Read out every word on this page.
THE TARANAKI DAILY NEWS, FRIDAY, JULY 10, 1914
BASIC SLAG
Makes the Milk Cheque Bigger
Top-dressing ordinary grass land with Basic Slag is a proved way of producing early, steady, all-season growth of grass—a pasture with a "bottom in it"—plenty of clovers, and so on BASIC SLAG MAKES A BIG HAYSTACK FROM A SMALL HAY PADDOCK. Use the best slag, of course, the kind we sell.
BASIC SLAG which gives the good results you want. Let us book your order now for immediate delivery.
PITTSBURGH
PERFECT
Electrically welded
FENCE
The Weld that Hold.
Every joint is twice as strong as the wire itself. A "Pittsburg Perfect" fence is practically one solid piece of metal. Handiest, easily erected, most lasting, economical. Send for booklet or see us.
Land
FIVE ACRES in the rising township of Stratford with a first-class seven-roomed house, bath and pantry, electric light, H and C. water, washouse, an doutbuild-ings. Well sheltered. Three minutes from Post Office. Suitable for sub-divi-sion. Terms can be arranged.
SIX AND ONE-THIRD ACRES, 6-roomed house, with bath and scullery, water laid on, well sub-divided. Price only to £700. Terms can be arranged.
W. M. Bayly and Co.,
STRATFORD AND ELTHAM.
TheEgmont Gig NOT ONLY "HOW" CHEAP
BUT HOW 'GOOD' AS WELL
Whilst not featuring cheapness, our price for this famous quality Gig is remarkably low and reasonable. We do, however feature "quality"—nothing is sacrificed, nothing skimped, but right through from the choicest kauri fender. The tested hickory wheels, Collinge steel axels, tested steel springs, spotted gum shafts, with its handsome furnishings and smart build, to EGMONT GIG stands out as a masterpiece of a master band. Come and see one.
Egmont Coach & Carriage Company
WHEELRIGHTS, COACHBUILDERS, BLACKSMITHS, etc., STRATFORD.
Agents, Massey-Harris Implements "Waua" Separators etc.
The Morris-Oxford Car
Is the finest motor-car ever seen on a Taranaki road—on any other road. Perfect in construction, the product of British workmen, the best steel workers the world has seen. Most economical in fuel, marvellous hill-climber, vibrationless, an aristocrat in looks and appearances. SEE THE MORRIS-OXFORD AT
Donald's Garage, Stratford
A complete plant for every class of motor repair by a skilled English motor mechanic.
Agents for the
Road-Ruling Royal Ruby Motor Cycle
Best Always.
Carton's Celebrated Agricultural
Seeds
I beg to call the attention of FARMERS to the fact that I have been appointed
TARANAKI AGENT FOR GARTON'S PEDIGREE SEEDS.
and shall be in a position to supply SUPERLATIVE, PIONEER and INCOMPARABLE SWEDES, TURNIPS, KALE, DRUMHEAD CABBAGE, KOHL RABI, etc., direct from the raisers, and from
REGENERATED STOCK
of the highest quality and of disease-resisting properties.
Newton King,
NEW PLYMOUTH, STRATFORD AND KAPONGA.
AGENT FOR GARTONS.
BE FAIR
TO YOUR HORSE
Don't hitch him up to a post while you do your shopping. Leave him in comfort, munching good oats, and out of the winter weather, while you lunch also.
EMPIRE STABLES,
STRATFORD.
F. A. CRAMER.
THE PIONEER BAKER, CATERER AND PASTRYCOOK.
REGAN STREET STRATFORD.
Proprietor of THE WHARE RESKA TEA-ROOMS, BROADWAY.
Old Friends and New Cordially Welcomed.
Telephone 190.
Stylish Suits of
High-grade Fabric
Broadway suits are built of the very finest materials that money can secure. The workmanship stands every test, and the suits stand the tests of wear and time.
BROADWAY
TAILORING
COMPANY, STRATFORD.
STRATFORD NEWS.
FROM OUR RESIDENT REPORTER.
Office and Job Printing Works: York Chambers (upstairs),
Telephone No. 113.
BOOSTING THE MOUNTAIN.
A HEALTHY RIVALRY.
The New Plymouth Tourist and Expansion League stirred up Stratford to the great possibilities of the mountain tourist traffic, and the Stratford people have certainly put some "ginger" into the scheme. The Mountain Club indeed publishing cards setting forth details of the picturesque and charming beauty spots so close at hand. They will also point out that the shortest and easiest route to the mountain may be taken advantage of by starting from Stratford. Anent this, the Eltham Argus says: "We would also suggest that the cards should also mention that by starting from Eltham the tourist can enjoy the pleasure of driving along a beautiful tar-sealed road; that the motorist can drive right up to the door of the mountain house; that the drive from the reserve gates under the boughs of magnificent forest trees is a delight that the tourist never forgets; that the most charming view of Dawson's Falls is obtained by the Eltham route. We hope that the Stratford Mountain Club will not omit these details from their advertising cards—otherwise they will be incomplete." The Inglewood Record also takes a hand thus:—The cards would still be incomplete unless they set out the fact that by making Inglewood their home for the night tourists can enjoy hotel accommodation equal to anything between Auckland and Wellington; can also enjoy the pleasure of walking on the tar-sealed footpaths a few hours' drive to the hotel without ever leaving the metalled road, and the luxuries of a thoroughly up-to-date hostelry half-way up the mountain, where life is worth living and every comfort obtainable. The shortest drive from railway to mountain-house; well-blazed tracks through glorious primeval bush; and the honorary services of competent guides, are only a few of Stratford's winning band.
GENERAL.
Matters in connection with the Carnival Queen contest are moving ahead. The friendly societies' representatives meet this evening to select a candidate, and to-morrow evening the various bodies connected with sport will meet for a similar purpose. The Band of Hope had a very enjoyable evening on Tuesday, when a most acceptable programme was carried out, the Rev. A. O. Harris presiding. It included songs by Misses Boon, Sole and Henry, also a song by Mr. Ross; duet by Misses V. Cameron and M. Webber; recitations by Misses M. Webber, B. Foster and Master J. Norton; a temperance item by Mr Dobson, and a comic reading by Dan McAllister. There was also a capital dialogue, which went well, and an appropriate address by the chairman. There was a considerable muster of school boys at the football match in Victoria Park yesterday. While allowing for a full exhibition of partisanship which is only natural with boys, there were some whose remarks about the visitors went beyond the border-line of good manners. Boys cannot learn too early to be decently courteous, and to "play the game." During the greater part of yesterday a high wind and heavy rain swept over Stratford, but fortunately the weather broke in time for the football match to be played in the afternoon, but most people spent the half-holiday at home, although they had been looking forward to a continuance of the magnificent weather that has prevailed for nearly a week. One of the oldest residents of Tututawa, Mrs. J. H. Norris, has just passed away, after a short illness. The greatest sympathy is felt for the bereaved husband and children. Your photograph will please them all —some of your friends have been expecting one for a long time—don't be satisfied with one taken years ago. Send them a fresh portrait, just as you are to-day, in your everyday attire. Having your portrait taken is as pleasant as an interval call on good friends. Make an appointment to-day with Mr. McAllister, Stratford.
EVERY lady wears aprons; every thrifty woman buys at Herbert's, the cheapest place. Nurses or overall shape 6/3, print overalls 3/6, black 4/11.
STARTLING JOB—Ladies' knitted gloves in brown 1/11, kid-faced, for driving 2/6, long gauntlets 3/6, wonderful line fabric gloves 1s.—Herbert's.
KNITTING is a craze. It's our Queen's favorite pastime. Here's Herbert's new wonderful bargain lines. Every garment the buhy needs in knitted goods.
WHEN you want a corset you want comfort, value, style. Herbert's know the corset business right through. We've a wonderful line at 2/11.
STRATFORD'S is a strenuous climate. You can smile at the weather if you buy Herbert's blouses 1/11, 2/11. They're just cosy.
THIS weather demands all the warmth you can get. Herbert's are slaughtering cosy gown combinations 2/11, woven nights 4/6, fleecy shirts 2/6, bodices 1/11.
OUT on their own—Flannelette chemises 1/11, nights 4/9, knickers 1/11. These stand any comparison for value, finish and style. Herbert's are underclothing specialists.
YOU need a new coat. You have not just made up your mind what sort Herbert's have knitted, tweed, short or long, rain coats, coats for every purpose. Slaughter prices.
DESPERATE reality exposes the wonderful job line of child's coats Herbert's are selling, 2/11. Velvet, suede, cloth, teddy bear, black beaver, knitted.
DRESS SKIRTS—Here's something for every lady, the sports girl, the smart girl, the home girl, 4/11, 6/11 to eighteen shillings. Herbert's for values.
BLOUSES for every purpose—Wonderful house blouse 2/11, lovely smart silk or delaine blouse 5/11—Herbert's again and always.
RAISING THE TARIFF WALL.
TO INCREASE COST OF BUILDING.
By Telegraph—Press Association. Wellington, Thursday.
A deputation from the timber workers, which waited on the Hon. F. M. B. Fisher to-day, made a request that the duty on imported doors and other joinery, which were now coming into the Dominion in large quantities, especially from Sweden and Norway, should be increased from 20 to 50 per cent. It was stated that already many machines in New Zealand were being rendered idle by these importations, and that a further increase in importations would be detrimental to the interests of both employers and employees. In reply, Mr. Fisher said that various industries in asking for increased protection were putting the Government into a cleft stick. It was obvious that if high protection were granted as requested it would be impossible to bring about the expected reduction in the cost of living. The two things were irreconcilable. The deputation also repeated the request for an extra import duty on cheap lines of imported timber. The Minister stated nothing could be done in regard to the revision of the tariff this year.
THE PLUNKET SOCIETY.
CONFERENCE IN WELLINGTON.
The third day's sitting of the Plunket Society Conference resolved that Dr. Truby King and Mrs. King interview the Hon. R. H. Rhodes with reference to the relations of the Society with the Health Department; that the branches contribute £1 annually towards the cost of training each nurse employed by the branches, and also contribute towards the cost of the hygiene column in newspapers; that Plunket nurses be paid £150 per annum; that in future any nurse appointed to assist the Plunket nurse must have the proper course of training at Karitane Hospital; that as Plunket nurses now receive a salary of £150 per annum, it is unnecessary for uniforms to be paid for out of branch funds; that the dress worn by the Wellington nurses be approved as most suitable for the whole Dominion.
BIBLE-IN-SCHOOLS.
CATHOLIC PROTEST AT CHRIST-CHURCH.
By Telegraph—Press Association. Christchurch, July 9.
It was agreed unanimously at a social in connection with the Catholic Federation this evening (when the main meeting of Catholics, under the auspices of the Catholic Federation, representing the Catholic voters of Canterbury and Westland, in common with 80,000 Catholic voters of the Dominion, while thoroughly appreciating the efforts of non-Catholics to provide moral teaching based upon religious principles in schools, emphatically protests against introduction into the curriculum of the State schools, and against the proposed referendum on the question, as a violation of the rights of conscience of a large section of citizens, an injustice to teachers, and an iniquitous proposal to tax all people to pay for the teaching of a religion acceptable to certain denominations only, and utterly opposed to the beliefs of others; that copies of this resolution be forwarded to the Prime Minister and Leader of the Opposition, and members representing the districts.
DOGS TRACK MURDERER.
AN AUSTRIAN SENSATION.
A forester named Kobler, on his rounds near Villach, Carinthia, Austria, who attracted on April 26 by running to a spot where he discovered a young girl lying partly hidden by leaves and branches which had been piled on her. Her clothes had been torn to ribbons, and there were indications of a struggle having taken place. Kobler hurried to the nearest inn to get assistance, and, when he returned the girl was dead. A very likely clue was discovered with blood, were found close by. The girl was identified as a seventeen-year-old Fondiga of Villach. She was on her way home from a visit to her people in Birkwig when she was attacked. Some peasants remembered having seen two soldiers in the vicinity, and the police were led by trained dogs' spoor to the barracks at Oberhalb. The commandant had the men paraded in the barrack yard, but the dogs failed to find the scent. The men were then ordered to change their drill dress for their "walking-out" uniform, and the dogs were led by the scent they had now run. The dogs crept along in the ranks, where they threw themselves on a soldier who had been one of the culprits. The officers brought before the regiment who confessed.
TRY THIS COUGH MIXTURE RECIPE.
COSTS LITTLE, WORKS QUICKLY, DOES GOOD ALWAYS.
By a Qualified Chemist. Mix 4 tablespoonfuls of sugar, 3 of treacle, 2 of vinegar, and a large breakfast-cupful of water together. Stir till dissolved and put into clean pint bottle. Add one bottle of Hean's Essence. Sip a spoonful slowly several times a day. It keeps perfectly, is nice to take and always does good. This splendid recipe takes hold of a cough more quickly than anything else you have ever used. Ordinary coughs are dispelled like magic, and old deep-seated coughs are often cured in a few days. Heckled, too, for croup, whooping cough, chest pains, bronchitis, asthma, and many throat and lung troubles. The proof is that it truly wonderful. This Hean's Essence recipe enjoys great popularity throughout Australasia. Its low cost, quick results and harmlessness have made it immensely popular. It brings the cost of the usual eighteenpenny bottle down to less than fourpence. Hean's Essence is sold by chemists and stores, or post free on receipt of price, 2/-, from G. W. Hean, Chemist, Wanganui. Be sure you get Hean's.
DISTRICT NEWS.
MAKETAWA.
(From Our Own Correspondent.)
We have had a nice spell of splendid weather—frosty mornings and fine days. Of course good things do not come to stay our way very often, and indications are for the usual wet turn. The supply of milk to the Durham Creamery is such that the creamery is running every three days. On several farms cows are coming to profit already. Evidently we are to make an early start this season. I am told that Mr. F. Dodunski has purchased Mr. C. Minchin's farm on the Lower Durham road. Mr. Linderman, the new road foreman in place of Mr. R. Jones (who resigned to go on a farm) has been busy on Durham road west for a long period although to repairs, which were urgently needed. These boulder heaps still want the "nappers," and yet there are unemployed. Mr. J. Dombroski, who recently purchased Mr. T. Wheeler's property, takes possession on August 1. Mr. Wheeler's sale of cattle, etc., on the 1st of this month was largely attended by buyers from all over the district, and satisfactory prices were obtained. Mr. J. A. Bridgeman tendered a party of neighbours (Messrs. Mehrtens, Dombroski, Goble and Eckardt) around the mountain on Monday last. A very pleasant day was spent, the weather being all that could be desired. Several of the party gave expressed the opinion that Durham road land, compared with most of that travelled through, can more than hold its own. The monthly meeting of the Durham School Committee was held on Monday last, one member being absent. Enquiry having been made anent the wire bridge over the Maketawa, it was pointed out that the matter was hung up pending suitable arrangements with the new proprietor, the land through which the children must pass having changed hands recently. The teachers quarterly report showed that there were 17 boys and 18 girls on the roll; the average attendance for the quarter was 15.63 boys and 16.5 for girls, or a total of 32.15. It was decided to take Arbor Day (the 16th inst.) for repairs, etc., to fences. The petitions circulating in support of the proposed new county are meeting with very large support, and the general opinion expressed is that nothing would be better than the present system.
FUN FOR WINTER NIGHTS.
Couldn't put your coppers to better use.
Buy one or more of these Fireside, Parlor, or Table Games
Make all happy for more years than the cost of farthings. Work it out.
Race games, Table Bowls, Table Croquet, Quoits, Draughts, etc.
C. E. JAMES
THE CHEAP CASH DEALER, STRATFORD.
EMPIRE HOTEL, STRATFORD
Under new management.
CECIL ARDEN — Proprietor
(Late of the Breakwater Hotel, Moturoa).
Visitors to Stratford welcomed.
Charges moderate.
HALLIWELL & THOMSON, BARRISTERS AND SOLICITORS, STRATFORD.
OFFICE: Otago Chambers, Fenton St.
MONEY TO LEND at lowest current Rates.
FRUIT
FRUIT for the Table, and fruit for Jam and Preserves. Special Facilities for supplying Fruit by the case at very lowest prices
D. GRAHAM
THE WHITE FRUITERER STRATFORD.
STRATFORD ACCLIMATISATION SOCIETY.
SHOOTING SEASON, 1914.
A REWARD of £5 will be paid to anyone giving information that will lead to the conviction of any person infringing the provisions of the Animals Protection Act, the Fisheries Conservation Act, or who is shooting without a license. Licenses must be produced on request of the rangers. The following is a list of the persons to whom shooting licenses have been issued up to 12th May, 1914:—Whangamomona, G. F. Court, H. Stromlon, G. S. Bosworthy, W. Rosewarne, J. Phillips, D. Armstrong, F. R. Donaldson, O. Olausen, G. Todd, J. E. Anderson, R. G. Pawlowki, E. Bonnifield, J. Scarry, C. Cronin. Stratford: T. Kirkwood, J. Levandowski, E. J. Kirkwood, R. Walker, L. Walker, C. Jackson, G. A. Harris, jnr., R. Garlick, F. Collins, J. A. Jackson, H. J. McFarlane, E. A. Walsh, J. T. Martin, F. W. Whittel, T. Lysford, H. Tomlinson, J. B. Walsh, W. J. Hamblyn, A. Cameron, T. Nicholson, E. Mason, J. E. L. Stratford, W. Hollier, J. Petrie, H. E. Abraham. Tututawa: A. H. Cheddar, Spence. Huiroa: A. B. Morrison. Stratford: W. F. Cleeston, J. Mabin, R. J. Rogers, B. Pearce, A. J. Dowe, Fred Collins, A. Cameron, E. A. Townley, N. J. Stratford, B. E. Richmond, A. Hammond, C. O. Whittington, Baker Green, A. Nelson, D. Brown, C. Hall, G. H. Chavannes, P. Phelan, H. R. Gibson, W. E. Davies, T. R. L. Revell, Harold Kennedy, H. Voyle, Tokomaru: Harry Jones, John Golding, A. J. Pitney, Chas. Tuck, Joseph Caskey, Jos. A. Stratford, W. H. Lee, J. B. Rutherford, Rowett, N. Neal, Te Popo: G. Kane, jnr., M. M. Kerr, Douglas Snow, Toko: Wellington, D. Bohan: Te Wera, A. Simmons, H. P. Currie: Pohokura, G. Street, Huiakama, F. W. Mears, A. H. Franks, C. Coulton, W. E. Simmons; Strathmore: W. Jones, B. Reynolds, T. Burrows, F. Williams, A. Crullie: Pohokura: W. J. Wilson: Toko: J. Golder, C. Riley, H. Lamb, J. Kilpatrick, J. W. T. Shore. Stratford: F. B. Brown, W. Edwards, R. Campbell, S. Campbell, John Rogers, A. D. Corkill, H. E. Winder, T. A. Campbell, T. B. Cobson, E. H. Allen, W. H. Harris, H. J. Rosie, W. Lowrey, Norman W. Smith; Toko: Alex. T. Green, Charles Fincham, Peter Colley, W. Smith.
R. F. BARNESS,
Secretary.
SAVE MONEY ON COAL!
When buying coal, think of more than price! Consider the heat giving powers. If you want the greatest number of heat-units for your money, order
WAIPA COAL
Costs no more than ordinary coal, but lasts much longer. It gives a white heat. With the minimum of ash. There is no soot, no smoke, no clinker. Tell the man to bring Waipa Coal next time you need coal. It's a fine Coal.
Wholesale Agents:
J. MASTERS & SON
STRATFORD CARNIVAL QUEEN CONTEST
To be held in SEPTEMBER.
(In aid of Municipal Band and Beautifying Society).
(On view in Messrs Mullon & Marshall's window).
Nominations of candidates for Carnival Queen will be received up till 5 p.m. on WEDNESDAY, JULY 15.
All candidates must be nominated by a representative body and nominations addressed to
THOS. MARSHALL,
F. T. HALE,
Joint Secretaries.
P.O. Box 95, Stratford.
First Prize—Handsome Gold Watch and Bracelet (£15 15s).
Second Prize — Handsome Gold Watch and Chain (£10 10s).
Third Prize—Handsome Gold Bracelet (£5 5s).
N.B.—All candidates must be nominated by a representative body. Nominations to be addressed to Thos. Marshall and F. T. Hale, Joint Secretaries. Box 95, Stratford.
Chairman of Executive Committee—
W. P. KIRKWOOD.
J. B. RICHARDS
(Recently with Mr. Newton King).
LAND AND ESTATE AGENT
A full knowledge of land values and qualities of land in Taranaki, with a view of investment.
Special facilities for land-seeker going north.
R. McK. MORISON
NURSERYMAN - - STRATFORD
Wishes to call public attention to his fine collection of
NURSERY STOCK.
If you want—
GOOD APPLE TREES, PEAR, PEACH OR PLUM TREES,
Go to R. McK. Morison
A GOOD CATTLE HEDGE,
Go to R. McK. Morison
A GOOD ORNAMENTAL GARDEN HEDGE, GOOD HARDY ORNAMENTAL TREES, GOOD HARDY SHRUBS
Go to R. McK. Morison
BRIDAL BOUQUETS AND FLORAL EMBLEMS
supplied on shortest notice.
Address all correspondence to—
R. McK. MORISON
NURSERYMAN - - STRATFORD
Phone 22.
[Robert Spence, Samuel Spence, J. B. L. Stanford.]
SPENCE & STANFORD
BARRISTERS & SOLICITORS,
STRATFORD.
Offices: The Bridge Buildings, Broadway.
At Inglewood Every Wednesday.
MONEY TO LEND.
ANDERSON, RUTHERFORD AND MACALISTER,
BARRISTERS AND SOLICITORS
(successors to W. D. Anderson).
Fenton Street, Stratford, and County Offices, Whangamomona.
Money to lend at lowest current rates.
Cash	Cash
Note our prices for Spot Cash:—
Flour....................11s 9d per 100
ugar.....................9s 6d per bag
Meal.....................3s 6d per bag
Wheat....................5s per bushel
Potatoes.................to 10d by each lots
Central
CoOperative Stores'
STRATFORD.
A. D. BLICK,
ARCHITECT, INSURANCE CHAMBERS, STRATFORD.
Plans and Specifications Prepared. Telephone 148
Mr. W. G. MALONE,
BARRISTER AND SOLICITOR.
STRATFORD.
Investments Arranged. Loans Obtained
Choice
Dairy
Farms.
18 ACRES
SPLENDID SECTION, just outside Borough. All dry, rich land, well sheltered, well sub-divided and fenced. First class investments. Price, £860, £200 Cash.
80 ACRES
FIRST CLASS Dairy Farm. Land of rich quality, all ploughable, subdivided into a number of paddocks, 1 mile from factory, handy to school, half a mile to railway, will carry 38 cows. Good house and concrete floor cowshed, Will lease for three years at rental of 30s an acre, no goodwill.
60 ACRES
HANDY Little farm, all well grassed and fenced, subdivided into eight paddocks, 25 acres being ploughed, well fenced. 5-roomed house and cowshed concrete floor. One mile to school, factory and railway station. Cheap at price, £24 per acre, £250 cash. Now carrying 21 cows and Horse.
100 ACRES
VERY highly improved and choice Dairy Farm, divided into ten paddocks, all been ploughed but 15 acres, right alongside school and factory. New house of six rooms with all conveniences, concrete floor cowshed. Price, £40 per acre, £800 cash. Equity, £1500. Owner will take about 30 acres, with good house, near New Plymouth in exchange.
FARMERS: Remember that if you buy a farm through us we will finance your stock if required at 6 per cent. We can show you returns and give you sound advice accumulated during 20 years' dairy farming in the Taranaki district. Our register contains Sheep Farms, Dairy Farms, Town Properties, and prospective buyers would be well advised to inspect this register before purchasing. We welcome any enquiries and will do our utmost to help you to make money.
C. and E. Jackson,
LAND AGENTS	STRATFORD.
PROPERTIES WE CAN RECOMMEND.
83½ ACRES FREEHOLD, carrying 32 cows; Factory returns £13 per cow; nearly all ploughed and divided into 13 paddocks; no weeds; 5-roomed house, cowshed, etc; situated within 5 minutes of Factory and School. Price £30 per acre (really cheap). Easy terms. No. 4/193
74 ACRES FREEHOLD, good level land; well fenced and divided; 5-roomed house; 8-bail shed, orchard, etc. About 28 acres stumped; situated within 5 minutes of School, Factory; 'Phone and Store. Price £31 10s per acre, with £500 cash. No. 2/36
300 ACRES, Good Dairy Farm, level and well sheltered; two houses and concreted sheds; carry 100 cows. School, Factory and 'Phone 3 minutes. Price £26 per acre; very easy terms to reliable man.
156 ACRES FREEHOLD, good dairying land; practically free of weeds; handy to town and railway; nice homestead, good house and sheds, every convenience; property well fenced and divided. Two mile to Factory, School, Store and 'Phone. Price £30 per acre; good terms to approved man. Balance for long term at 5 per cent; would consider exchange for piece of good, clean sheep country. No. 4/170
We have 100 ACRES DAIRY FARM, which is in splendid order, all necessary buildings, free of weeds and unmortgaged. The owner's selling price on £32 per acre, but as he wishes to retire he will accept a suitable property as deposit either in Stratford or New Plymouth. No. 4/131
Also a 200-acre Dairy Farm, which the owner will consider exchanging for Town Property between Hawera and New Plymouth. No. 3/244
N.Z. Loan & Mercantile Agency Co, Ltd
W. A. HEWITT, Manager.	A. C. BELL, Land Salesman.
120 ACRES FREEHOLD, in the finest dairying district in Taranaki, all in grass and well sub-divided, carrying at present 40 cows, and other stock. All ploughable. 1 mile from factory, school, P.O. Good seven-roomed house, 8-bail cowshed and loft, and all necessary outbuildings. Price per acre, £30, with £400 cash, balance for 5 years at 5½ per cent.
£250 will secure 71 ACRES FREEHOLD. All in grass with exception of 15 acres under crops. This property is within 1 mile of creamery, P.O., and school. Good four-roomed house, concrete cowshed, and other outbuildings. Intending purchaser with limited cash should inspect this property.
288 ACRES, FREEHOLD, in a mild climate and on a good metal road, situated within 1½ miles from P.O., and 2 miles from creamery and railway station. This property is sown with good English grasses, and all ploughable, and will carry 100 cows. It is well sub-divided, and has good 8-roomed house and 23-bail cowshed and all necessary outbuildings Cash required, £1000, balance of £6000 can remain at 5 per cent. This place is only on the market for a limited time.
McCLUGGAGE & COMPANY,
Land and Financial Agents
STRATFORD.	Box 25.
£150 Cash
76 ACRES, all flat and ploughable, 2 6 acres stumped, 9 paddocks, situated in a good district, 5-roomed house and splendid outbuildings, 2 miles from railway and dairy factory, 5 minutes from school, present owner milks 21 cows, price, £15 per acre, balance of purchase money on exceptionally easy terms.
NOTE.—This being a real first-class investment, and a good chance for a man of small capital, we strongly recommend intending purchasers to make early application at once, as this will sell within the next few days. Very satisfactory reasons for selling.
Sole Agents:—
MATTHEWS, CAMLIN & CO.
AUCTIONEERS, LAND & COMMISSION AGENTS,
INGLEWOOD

**Work to do:**
Using the listing above, locate the lines that hold "Secretaries" and copy each one.

**Written reply:**
Joint Secretaries.
N.B.—All candidates must be nominated by a representative body. Nominations to be addressed to Thos. Marshall and F. T. Hale, Joint Secretaries. Box 95, Stratford.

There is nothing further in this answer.